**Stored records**
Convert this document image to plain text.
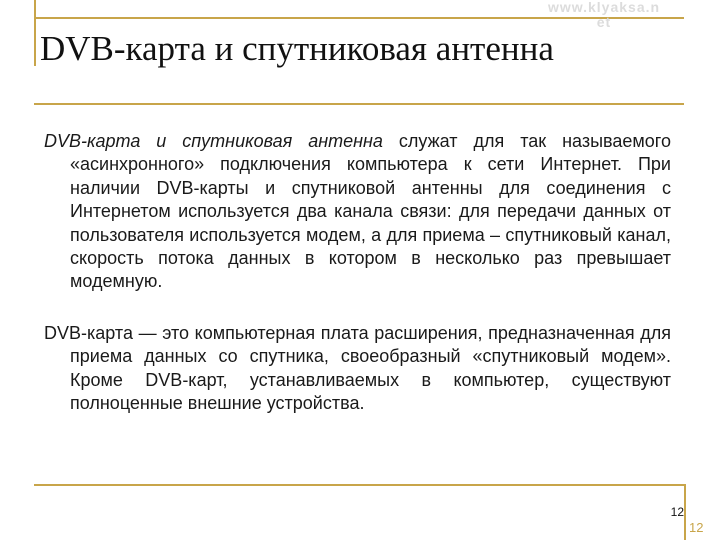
www.klyaksa.n
et
DVB-карта и спутниковая антенна

DVB-карта и спутниковая антенна служат для так называемого «асинхронного» подключения компьютера к сети Интернет. При наличии DVB-карты и спутниковой антенны для соединения с Интернетом используется два канала связи: для передачи данных от пользователя используется модем, а для приема – спутниковый канал, скорость потока данных в котором в несколько раз превышает модемную.

DVB-карта — это компьютерная плата расширения, предназначенная для приема данных со спутника, своеобразный «спутниковый модем». Кроме DVB-карт, устанавливаемых в компьютер, существуют полноценные внешние устройства.

12
12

**What the exercise asks**
Transcribe the records word for word and include no pictures.

**Result for this exercise**
Convert this document image to plain text.
www.klyaksa.n
et
DVB-карта и спутниковая антенна

DVB-карта и спутниковая антенна служат для так называемого «асинхронного» подключения компьютера к сети Интернет. При наличии DVB-карты и спутниковой антенны для соединения с Интернетом используется два канала связи: для передачи данных от пользователя используется модем, а для приема – спутниковый канал, скорость потока данных в котором в несколько раз превышает модемную.

DVB-карта — это компьютерная плата расширения, предназначенная для приема данных со спутника, своеобразный «спутниковый модем». Кроме DVB-карт, устанавливаемых в компьютер, существуют полноценные внешние устройства.

12
12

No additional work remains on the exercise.